• DIRECTIONS
Repeat the listing in full, exactly as it stands.
[BEGIN DATA LISTING]
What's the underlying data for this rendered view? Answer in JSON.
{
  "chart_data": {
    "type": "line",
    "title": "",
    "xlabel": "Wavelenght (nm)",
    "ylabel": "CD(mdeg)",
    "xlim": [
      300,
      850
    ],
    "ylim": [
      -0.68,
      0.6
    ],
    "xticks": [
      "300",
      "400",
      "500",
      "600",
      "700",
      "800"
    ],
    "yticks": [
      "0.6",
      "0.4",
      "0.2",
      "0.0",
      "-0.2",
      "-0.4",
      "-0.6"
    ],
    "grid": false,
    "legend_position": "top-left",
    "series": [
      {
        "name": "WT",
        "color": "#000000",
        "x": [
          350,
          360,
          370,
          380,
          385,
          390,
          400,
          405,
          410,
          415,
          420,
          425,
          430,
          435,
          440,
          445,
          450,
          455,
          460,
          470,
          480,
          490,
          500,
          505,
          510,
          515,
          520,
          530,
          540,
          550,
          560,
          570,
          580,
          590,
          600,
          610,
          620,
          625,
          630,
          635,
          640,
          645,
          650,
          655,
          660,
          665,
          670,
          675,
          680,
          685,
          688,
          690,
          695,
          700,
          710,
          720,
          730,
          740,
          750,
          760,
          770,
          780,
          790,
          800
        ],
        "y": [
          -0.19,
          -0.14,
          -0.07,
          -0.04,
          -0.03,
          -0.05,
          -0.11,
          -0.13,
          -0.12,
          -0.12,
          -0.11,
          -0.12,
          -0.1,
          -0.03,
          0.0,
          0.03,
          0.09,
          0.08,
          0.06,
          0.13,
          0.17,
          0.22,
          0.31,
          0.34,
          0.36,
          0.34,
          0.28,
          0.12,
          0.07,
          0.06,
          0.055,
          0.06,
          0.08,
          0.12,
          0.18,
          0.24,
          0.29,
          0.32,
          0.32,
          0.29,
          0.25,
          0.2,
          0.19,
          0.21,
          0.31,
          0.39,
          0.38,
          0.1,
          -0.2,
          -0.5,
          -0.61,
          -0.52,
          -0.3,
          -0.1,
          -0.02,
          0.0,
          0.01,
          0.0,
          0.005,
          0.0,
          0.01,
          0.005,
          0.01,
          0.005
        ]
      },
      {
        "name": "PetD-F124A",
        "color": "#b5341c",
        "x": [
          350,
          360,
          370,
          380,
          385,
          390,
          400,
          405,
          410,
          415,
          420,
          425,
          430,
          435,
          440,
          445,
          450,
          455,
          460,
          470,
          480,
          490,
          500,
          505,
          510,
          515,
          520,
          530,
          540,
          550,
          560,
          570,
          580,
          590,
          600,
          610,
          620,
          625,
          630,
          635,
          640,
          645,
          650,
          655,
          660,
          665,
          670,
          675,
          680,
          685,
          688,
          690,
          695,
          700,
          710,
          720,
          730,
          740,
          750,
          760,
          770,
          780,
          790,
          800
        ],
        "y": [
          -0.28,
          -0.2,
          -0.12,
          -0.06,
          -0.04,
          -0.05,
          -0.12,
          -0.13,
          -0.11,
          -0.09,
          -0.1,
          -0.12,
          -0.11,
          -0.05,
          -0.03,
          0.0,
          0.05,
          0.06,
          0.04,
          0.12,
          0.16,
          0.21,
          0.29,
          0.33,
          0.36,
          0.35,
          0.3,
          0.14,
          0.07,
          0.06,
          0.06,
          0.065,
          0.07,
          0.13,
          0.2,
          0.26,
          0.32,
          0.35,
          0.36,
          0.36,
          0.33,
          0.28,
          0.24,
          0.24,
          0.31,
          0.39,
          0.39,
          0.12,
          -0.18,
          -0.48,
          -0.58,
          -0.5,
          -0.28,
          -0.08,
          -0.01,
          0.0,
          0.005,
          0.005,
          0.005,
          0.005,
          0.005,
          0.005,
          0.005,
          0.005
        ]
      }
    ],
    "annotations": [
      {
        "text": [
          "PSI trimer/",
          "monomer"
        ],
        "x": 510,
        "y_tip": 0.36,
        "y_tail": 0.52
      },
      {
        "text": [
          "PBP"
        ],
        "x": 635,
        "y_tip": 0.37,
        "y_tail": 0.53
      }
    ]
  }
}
[END DATA LISTING]
• EXERCISE RESULT
What's the underlying data for this rendered view? Answer in JSON.
{
  "chart_data": {
    "type": "line",
    "title": "",
    "xlabel": "Wavelenght (nm)",
    "ylabel": "CD(mdeg)",
    "xlim": [
      300,
      850
    ],
    "ylim": [
      -0.68,
      0.6
    ],
    "xticks": [
      "300",
      "400",
      "500",
      "600",
      "700",
      "800"
    ],
    "yticks": [
      "0.6",
      "0.4",
      "0.2",
      "0.0",
      "-0.2",
      "-0.4",
      "-0.6"
    ],
    "grid": false,
    "legend_position": "top-left",
    "series": [
      {
        "name": "WT",
        "color": "#000000",
        "x": [
          350,
          360,
          370,
          380,
          385,
          390,
          400,
          405,
          410,
          415,
          420,
          425,
          430,
          435,
          440,
          445,
          450,
          455,
          460,
          470,
          480,
          490,
          500,
          505,
          510,
          515,
          520,
          530,
          540,
          550,
          560,
          570,
          580,
          590,
          600,
          610,
          620,
          625,
          630,
          635,
          640,
          645,
          650,
          655,
          660,
          665,
          670,
          675,
          680,
          685,
          688,
          690,
          695,
          700,
          710,
          720,
          730,
          740,
          750,
          760,
          770,
          780,
          790,
          800
        ],
        "y": [
          -0.19,
          -0.14,
          -0.07,
          -0.04,
          -0.03,
          -0.05,
          -0.11,
          -0.13,
          -0.12,
          -0.12,
          -0.11,
          -0.12,
          -0.1,
          -0.03,
          0.0,
          0.03,
          0.09,
          0.08,
          0.06,
          0.13,
          0.17,
          0.22,
          0.31,
          0.34,
          0.36,
          0.34,
          0.28,
          0.12,
          0.07,
          0.06,
          0.055,
          0.06,
          0.08,
          0.12,
          0.18,
          0.24,
          0.29,
          0.32,
          0.32,
          0.29,
          0.25,
          0.2,
          0.19,
          0.21,
          0.31,
          0.39,
          0.38,
          0.1,
          -0.2,
          -0.5,
          -0.61,
          -0.52,
          -0.3,
          -0.1,
          -0.02,
          0.0,
          0.01,
          0.0,
          0.005,
          0.0,
          0.01,
          0.005,
          0.01,
          0.005
        ]
      },
      {
        "name": "PetD-F124A",
        "color": "#b5341c",
        "x": [
          350,
          360,
          370,
          380,
          385,
          390,
          400,
          405,
          410,
          415,
          420,
          425,
          430,
          435,
          440,
          445,
          450,
          455,
          460,
          470,
          480,
          490,
          500,
          505,
          510,
          515,
          520,
          530,
          540,
          550,
          560,
          570,
          580,
          590,
          600,
          610,
          620,
          625,
          630,
          635,
          640,
          645,
          650,
          655,
          660,
          665,
          670,
          675,
          680,
          685,
          688,
          690,
          695,
          700,
          710,
          720,
          730,
          740,
          750,
          760,
          770,
          780,
          790,
          800
        ],
        "y": [
          -0.28,
          -0.2,
          -0.12,
          -0.06,
          -0.04,
          -0.05,
          -0.12,
          -0.13,
          -0.11,
          -0.09,
          -0.1,
          -0.12,
          -0.11,
          -0.05,
          -0.03,
          0.0,
          0.05,
          0.06,
          0.04,
          0.12,
          0.16,
          0.21,
          0.29,
          0.33,
          0.36,
          0.35,
          0.3,
          0.14,
          0.07,
          0.06,
          0.06,
          0.065,
          0.07,
          0.13,
          0.2,
          0.26,
          0.32,
          0.35,
          0.36,
          0.36,
          0.33,
          0.28,
          0.24,
          0.24,
          0.31,
          0.39,
          0.39,
          0.12,
          -0.18,
          -0.48,
          -0.58,
          -0.5,
          -0.28,
          -0.08,
          -0.01,
          0.0,
          0.005,
          0.005,
          0.005,
          0.005,
          0.005,
          0.005,
          0.005,
          0.005
        ]
      }
    ],
    "annotations": [
      {
        "text": [
          "PSI trimer/",
          "monomer"
        ],
        "x": 510,
        "y_tip": 0.36,
        "y_tail": 0.52
      },
      {
        "text": [
          "PBP"
        ],
        "x": 635,
        "y_tip": 0.37,
        "y_tail": 0.53
      }
    ]
  }
}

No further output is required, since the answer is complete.